▸ **Exercise objective**
Look at each line of the records and count those with "wenn" in them. Please answer with the count alone.

Start Exercise materials

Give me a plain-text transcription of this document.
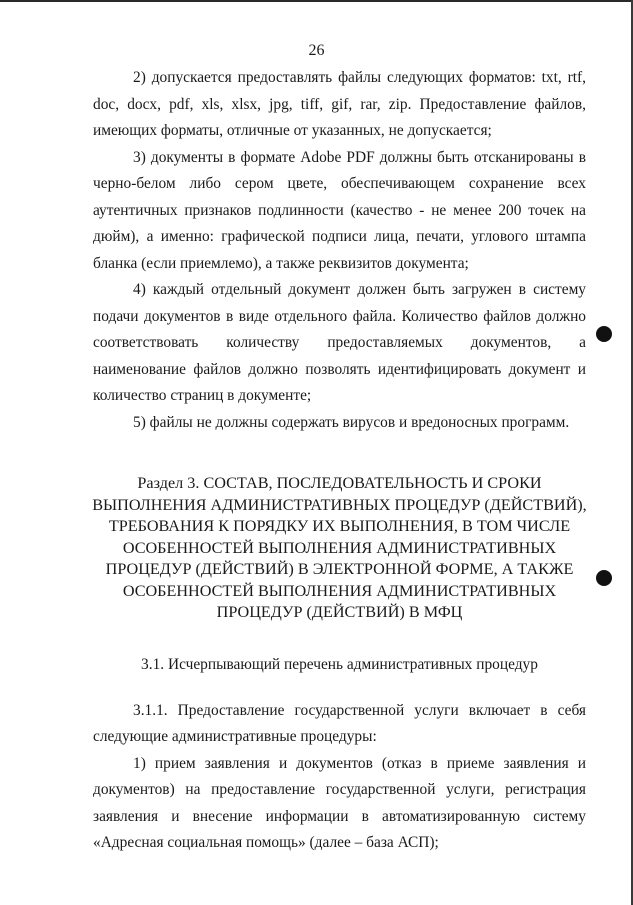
26

2) допускается предоставлять файлы следующих форматов: txt, rtf, doc, docx, pdf, xls, xlsx, jpg, tiff, gif, rar, zip. Предоставление файлов, имеющих форматы, отличные от указанных, не допускается;

3) документы в формате Adobe PDF должны быть отсканированы в черно-белом либо сером цвете, обеспечивающем сохранение всех аутентичных признаков подлинности (качество - не менее 200 точек на дюйм), а именно: графической подписи лица, печати, углового штампа бланка (если приемлемо), а также реквизитов документа;

4) каждый отдельный документ должен быть загружен в систему подачи документов в виде отдельного файла. Количество файлов должно соответствовать количеству предоставляемых документов, а наименование файлов должно позволять идентифицировать документ и количество страниц в документе;

5) файлы не должны содержать вирусов и вредоносных программ.

Раздел 3. СОСТАВ, ПОСЛЕДОВАТЕЛЬНОСТЬ И СРОКИ ВЫПОЛНЕНИЯ АДМИНИСТРАТИВНЫХ ПРОЦЕДУР (ДЕЙСТВИЙ), ТРЕБОВАНИЯ К ПОРЯДКУ ИХ ВЫПОЛНЕНИЯ, В ТОМ ЧИСЛЕ ОСОБЕННОСТЕЙ ВЫПОЛНЕНИЯ АДМИНИСТРАТИВНЫХ ПРОЦЕДУР (ДЕЙСТВИЙ) В ЭЛЕКТРОННОЙ ФОРМЕ, А ТАКЖЕ ОСОБЕННОСТЕЙ ВЫПОЛНЕНИЯ АДМИНИСТРАТИВНЫХ ПРОЦЕДУР (ДЕЙСТВИЙ) В МФЦ
3.1. Исчерпывающий перечень административных процедур

3.1.1. Предоставление государственной услуги включает в себя следующие административные процедуры:

1) прием заявления и документов (отказ в приеме заявления и документов) на предоставление государственной услуги, регистрация заявления и внесение информации в автоматизированную систему «Адресная социальная помощь» (далее – база АСП);
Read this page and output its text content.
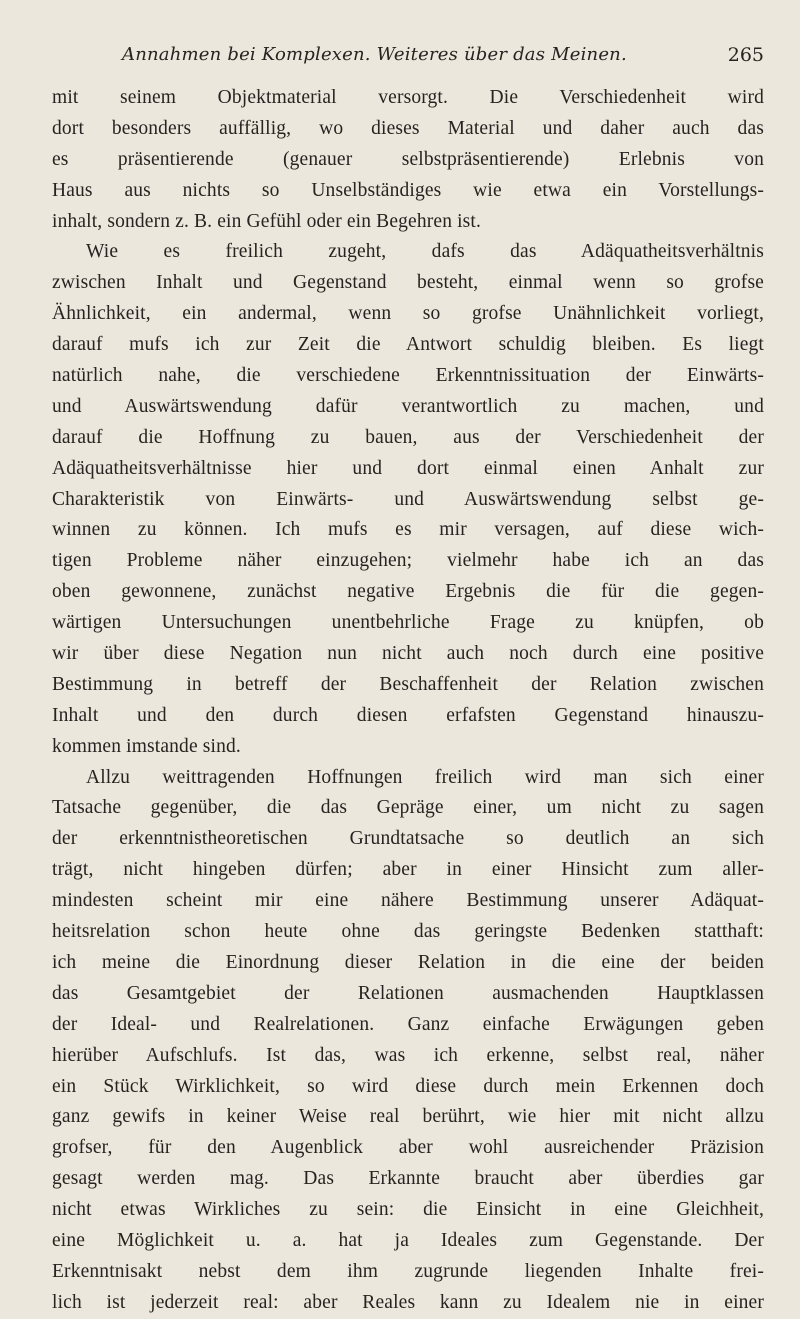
Annahmen bei Komplexen. Weiteres über das Meinen.	265
mit seinem Objektmaterial versorgt. Die Verschiedenheit wird
dort besonders auffällig, wo dieses Material und daher auch das
es präsentierende (genauer selbstpräsentierende) Erlebnis von
Haus aus nichts so Unselbständiges wie etwa ein Vorstellungs-
inhalt, sondern z. B. ein Gefühl oder ein Begehren ist.
Wie es freilich zugeht, dafs das Adäquatheitsverhältnis
zwischen Inhalt und Gegenstand besteht, einmal wenn so grofse
Ähnlichkeit, ein andermal, wenn so grofse Unähnlichkeit vorliegt,
darauf mufs ich zur Zeit die Antwort schuldig bleiben. Es liegt
natürlich nahe, die verschiedene Erkenntnissituation der Einwärts-
und Auswärtswendung dafür verantwortlich zu machen, und
darauf die Hoffnung zu bauen, aus der Verschiedenheit der
Adäquatheitsverhältnisse hier und dort einmal einen Anhalt zur
Charakteristik von Einwärts- und Auswärtswendung selbst ge-
winnen zu können. Ich mufs es mir versagen, auf diese wich-
tigen Probleme näher einzugehen; vielmehr habe ich an das
oben gewonnene, zunächst negative Ergebnis die für die gegen-
wärtigen Untersuchungen unentbehrliche Frage zu knüpfen, ob
wir über diese Negation nun nicht auch noch durch eine positive
Bestimmung in betreff der Beschaffenheit der Relation zwischen
Inhalt und den durch diesen erfafsten Gegenstand hinauszu-
kommen imstande sind.
Allzu weittragenden Hoffnungen freilich wird man sich einer
Tatsache gegenüber, die das Gepräge einer, um nicht zu sagen
der erkenntnistheoretischen Grundtatsache so deutlich an sich
trägt, nicht hingeben dürfen; aber in einer Hinsicht zum aller-
mindesten scheint mir eine nähere Bestimmung unserer Adäquat-
heitsrelation schon heute ohne das geringste Bedenken statthaft:
ich meine die Einordnung dieser Relation in die eine der beiden
das Gesamtgebiet der Relationen ausmachenden Hauptklassen
der Ideal- und Realrelationen. Ganz einfache Erwägungen geben
hierüber Aufschlufs. Ist das, was ich erkenne, selbst real, näher
ein Stück Wirklichkeit, so wird diese durch mein Erkennen doch
ganz gewifs in keiner Weise real berührt, wie hier mit nicht allzu
grofser, für den Augenblick aber wohl ausreichender Präzision
gesagt werden mag. Das Erkannte braucht aber überdies gar
nicht etwas Wirkliches zu sein: die Einsicht in eine Gleichheit,
eine Möglichkeit u. a. hat ja Ideales zum Gegenstande. Der
Erkenntnisakt nebst dem ihm zugrunde liegenden Inhalte frei-
lich ist jederzeit real: aber Reales kann zu Idealem nie in einer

End Exercise materials

▸ **Solved exercise**
2